BEGIN TEXT FOR ANALYSIS

Comcast web mail servers hacked, all users at risk

[ShyWriter]

.

Comcast web mail servers hacked, all users at risk

 

Brian Henry  

06 February 2014

 

 

 

Hacking group NullCrew FTS declared today that it had exploited a security flaw in Comcast’s Zimbra webmail server. It’s believed that the group used what is known as a LFI exploit or local file inclusion vulnerability to obtain usernames and passwords of Comcast ISP users.

 

The hacking group claims it used this exploit to gain access to the Zimbra LDAP and MySQL database which house the user accounts and passwords. The group posted earlier on pastebin.com a list of what they gained access to, but with no usernames or passwords listed. The posting has since been removed by pastebin.

 

Every Comcast ISP user has a master account, which is accessible through their Zimbra webmail site. This account can be used to access your payment information, e-mail settings, user account creation and services you purchase from Comcast. Even if you do not use their mail service, you still will have a master account. It is strongly recommended that, if you are a Comcast user, you change your password as soon as possible. 

 

Comcast performed out-of-schedule maintenance on their mail servers last night, hopefully to fix this exploit. No more information is available at this time on what maintenance was performed.

 

Source: ZDNet

 

/Steve

[daledoc1]

YIKES!

 

After this other, recent report, it seems they are having some "issues" at Comcast, to say the least!?

 

Mildly happy they left my market > 10 years ago (not that my current provider is much better).

 

 

[MrCharlie]

I have them?????   

MrC

[joeuser]

I guess I better go change mine.

[Firefox]

Not using them, but if they buy out Road Runner, I am in BIG trouble....

[AdvancedSetup]

I don't keep email with my ISP.  They have to hack Google, Hotmail, Yahoo to affect me.

[GT500]

I run my own server for my e-mail, website, etc. so if there are any breaches it's my own fault.

END TEXT FOR ANALYSIS

• **WHAT TO WORK ON**: In the Comcast hack thread, which hacking group claimed to have exploited a flaw in Comcast's Zimbra webmail server? Rely only on the Comcast hack thread for your answers.

BEGIN RECORD EXCERPTS

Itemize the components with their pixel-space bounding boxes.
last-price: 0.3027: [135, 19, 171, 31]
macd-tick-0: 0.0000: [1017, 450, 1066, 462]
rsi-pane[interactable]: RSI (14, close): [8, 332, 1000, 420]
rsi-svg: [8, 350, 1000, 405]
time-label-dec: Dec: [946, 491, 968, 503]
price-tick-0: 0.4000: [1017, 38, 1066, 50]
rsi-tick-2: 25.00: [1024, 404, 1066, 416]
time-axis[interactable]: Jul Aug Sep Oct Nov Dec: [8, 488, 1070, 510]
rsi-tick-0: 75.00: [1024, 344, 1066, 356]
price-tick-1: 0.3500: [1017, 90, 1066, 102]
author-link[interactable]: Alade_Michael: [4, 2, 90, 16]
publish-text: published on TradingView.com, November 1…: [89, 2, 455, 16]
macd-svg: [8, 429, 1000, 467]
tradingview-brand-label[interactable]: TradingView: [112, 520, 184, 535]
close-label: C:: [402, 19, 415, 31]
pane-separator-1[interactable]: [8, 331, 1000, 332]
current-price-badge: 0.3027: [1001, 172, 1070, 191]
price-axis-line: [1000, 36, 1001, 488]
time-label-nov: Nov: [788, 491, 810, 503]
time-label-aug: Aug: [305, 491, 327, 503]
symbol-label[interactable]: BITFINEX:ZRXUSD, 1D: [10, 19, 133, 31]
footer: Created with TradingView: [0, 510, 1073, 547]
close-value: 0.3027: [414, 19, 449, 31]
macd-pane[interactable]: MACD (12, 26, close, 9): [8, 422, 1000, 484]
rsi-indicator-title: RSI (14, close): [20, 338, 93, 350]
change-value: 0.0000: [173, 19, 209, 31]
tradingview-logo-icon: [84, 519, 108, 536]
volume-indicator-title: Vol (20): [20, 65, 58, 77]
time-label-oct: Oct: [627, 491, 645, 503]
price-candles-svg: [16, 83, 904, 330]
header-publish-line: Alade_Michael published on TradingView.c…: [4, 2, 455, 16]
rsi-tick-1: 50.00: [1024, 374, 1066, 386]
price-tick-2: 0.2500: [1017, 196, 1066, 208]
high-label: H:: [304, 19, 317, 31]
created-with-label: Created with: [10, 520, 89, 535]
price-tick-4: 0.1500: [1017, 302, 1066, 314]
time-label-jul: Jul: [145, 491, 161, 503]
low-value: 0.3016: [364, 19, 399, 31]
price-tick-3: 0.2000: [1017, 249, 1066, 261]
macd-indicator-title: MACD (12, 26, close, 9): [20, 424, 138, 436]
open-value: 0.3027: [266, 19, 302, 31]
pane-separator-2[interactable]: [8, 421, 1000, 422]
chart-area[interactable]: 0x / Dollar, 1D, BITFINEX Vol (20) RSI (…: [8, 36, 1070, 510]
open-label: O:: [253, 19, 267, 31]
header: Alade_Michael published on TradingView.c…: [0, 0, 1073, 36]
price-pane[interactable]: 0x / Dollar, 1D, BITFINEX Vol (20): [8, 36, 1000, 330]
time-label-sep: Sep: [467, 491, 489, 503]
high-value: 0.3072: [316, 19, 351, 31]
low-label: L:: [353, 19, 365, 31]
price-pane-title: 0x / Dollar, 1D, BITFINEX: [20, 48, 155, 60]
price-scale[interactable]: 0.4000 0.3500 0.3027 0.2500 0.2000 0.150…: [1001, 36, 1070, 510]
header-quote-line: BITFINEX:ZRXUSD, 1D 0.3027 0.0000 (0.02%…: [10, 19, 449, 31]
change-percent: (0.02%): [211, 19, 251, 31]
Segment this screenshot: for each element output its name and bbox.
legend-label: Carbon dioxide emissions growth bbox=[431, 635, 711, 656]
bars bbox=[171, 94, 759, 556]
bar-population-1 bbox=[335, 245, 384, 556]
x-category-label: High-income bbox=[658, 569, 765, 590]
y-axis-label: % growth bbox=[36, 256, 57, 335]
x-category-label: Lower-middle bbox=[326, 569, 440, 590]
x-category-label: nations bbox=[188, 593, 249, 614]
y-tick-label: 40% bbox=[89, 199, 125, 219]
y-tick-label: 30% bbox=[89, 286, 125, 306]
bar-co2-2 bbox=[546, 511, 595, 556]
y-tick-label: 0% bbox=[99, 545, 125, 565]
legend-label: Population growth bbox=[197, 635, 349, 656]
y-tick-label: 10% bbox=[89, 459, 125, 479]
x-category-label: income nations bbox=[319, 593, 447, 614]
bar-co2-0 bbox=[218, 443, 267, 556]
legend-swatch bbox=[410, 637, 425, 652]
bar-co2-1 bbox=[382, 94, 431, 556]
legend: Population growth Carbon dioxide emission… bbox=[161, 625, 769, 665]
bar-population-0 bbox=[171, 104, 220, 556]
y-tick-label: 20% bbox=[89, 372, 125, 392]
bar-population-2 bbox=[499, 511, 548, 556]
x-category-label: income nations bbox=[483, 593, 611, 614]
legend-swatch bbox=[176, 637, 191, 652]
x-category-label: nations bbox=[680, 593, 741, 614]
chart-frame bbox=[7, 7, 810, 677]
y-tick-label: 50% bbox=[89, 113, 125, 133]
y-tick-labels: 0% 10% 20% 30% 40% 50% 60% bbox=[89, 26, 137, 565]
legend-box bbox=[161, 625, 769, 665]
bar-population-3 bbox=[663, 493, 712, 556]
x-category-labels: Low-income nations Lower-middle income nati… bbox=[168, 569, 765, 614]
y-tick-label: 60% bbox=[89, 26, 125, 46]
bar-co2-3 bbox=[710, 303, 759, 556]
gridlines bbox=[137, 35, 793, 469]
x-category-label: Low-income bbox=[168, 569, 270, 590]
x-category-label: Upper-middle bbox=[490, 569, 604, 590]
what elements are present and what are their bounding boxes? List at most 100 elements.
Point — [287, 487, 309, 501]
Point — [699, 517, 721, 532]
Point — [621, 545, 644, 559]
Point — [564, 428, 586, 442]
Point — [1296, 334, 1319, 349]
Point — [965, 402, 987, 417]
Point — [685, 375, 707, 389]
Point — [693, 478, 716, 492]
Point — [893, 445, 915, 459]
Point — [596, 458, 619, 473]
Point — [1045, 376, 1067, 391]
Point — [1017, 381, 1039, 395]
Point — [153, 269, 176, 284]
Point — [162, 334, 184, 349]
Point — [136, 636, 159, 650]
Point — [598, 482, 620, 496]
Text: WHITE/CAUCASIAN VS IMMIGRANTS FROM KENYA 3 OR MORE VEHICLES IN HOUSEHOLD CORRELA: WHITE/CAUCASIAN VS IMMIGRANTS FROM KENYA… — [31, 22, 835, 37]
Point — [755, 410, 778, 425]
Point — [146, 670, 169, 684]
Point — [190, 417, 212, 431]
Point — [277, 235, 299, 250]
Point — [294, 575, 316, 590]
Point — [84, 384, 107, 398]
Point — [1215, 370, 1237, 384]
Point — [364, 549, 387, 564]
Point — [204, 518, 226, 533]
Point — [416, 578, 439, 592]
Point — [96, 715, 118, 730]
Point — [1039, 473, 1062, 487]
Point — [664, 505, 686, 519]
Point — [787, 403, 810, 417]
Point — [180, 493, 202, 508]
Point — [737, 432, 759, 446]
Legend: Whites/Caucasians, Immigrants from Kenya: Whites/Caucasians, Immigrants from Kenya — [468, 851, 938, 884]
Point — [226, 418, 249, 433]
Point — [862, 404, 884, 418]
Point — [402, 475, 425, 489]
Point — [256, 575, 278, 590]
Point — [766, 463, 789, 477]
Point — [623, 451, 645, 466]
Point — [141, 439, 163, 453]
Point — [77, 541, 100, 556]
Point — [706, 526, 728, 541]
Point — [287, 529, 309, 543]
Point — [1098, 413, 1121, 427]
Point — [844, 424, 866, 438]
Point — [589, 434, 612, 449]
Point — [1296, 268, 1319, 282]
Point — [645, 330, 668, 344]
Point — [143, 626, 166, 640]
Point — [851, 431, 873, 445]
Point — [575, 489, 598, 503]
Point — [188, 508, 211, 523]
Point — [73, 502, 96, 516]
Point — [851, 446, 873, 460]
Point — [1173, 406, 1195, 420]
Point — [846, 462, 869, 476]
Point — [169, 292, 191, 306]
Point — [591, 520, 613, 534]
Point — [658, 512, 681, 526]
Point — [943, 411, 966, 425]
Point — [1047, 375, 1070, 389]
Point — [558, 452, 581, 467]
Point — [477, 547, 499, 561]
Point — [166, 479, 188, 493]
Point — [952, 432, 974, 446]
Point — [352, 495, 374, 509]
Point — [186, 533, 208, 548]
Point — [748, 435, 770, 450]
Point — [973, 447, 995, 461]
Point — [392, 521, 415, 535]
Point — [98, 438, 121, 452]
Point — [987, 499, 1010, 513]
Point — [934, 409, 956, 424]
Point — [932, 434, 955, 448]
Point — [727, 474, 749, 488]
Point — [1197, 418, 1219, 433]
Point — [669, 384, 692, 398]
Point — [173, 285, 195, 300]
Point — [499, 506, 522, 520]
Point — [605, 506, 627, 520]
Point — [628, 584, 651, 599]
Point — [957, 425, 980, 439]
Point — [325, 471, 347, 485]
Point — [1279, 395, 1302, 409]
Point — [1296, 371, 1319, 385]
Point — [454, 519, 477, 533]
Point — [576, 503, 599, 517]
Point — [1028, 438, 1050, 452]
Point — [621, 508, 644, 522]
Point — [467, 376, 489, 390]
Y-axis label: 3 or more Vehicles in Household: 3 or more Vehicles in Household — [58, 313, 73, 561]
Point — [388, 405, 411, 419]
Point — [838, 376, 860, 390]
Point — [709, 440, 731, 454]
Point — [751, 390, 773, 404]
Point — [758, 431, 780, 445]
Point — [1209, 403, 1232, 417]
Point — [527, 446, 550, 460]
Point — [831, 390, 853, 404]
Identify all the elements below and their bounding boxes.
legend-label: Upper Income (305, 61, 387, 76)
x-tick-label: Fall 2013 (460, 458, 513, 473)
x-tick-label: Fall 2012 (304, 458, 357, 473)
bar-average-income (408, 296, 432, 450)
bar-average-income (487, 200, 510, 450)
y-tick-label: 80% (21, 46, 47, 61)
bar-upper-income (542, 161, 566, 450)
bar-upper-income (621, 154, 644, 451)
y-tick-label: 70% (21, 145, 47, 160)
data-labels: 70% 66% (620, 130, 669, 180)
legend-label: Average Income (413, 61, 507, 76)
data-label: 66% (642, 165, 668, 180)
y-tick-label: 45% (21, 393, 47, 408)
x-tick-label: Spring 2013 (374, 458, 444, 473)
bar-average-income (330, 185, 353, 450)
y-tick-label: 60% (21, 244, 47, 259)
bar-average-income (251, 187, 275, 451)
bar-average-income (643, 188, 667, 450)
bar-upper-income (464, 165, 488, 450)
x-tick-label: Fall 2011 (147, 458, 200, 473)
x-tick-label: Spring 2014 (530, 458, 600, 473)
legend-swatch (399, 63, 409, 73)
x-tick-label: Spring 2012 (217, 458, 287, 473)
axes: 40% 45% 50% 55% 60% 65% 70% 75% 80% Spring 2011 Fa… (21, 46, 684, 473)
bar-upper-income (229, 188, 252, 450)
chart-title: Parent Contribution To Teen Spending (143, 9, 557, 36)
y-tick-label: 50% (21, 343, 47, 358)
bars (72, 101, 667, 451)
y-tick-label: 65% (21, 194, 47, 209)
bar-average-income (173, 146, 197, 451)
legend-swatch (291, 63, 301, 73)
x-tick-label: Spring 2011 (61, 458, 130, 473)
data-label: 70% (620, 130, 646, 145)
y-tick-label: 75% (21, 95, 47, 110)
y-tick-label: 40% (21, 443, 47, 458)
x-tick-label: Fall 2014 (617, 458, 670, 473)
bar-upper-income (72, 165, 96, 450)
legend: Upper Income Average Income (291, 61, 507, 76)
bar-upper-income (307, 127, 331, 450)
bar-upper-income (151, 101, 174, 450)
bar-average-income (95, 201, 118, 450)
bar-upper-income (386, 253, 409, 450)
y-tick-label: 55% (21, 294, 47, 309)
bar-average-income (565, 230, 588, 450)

END RECORD EXCERPTS

• **PROBLEM SOLUTION**: NullCrew FTS